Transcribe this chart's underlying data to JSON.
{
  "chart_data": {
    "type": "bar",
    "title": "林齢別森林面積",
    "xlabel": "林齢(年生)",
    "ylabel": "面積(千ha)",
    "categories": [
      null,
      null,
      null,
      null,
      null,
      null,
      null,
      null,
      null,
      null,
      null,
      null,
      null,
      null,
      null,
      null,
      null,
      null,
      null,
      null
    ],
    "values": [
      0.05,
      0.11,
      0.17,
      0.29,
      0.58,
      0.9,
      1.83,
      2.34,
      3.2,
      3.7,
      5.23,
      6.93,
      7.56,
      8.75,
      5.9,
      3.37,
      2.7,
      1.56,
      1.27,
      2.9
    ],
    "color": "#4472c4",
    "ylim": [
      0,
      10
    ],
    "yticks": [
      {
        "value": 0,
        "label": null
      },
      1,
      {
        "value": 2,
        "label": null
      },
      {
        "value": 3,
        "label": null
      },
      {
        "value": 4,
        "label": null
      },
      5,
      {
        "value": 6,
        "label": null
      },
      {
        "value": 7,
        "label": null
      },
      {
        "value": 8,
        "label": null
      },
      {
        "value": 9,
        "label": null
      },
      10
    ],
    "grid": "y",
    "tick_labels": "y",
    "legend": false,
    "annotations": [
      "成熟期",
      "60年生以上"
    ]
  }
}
========================================================================
## What you should do:
Output each record precisely as given.

## Result:
Transcribe this chart's underlying data to JSON.
{
  "chart_data": {
    "type": "bar",
    "title": "林齢別森林面積",
    "xlabel": "林齢(年生)",
    "ylabel": "面積(千ha)",
    "categories": [
      null,
      null,
      null,
      null,
      null,
      null,
      null,
      null,
      null,
      null,
      null,
      null,
      null,
      null,
      null,
      null,
      null,
      null,
      null,
      null
    ],
    "values": [
      0.05,
      0.11,
      0.17,
      0.29,
      0.58,
      0.9,
      1.83,
      2.34,
      3.2,
      3.7,
      5.23,
      6.93,
      7.56,
      8.75,
      5.9,
      3.37,
      2.7,
      1.56,
      1.27,
      2.9
    ],
    "color": "#4472c4",
    "ylim": [
      0,
      10
    ],
    "yticks": [
      {
        "value": 0,
        "label": null
      },
      1,
      {
        "value": 2,
        "label": null
      },
      {
        "value": 3,
        "label": null
      },
      {
        "value": 4,
        "label": null
      },
      5,
      {
        "value": 6,
        "label": null
      },
      {
        "value": 7,
        "label": null
      },
      {
        "value": 8,
        "label": null
      },
      {
        "value": 9,
        "label": null
      },
      10
    ],
    "grid": "y",
    "tick_labels": "y",
    "legend": false,
    "annotations": [
      "成熟期",
      "60年生以上"
    ]
  }
}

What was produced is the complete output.